Records excerpted from a collection:
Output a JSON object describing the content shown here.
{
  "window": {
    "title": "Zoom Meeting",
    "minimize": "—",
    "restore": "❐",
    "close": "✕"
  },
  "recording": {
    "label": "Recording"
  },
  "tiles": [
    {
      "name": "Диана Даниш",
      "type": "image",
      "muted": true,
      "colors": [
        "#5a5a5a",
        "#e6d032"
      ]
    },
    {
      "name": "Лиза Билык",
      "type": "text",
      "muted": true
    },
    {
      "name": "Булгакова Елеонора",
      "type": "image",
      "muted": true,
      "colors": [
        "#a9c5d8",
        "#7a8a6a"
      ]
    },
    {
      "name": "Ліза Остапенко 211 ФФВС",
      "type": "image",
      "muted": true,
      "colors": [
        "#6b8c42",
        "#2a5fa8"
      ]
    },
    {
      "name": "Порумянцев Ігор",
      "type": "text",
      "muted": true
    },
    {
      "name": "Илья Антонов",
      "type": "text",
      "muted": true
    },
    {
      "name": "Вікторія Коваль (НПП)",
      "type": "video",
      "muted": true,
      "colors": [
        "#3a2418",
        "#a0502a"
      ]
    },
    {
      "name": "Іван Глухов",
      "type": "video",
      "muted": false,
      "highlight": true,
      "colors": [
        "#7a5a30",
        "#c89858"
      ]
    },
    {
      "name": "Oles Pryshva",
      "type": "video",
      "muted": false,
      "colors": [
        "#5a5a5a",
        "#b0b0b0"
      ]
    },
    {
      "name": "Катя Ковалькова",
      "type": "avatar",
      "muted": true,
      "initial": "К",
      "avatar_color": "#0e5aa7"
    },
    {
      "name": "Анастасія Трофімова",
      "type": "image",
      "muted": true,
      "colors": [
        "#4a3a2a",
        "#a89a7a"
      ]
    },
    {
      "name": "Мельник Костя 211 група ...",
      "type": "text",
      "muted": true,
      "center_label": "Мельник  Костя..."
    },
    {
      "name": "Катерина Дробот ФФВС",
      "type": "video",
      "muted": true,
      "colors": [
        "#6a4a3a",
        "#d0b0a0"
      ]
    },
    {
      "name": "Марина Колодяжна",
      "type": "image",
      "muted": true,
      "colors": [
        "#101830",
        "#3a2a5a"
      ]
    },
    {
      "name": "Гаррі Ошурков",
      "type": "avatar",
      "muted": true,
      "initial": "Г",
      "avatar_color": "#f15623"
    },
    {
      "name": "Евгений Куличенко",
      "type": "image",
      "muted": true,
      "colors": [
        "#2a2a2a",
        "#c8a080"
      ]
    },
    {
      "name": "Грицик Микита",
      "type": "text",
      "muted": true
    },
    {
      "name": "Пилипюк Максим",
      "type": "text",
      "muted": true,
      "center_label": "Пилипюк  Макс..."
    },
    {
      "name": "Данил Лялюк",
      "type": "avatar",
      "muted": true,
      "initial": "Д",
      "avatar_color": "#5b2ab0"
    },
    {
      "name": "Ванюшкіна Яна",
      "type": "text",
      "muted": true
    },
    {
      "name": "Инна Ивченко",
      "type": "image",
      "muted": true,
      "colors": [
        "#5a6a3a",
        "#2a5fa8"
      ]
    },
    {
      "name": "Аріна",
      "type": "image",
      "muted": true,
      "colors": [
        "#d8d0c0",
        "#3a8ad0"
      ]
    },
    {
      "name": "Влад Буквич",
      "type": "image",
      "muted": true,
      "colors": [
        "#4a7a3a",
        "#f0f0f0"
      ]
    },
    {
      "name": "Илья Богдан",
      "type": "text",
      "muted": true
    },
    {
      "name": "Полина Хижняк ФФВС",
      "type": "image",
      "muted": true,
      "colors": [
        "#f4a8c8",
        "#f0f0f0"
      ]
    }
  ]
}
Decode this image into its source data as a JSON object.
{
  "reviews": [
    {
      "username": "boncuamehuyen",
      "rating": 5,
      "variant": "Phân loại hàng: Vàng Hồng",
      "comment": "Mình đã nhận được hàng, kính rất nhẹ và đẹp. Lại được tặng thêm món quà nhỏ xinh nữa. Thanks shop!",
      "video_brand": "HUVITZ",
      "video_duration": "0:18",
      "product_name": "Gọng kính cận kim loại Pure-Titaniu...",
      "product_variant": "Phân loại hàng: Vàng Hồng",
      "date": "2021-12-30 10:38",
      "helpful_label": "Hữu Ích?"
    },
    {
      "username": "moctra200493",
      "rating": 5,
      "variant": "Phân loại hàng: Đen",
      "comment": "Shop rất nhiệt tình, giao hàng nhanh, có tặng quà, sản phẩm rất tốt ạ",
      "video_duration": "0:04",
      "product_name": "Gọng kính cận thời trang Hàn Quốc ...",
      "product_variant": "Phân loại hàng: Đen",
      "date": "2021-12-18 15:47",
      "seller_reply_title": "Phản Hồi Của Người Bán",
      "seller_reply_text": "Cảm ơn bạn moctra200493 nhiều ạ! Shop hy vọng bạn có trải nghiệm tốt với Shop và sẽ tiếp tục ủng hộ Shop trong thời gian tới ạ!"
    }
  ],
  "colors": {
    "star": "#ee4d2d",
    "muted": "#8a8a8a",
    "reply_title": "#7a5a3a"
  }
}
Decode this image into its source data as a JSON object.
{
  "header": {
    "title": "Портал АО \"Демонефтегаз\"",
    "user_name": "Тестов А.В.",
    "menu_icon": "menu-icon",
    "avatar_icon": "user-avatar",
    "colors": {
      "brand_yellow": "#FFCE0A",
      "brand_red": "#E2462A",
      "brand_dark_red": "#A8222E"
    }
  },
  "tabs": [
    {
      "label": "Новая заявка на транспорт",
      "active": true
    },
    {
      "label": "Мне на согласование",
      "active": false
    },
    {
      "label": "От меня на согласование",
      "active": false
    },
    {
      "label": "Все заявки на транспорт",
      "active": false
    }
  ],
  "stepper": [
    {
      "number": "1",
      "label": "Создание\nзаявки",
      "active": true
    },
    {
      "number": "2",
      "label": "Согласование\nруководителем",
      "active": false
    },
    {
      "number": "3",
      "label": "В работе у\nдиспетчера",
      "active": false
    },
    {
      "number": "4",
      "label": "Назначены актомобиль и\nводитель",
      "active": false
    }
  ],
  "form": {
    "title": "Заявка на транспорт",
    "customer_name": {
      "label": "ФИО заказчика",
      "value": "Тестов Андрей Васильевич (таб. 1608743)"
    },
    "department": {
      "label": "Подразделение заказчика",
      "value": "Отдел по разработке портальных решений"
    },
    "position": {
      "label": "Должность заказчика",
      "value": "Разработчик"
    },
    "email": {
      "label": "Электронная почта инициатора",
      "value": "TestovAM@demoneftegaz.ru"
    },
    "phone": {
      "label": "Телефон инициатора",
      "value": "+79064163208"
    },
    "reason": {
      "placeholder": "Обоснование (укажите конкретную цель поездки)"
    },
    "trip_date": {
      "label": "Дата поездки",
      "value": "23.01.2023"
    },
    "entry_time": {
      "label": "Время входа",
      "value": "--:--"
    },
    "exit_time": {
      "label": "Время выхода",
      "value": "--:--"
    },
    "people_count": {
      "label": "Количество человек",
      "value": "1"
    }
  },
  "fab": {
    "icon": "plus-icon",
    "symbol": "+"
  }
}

> **Exercise directions**
Filter the listing above for the string "Hồng" and copy every matching line.

> **Final answer**
      "variant": "Phân loại hàng: Vàng Hồng",
      "product_variant": "Phân loại hàng: Vàng Hồng",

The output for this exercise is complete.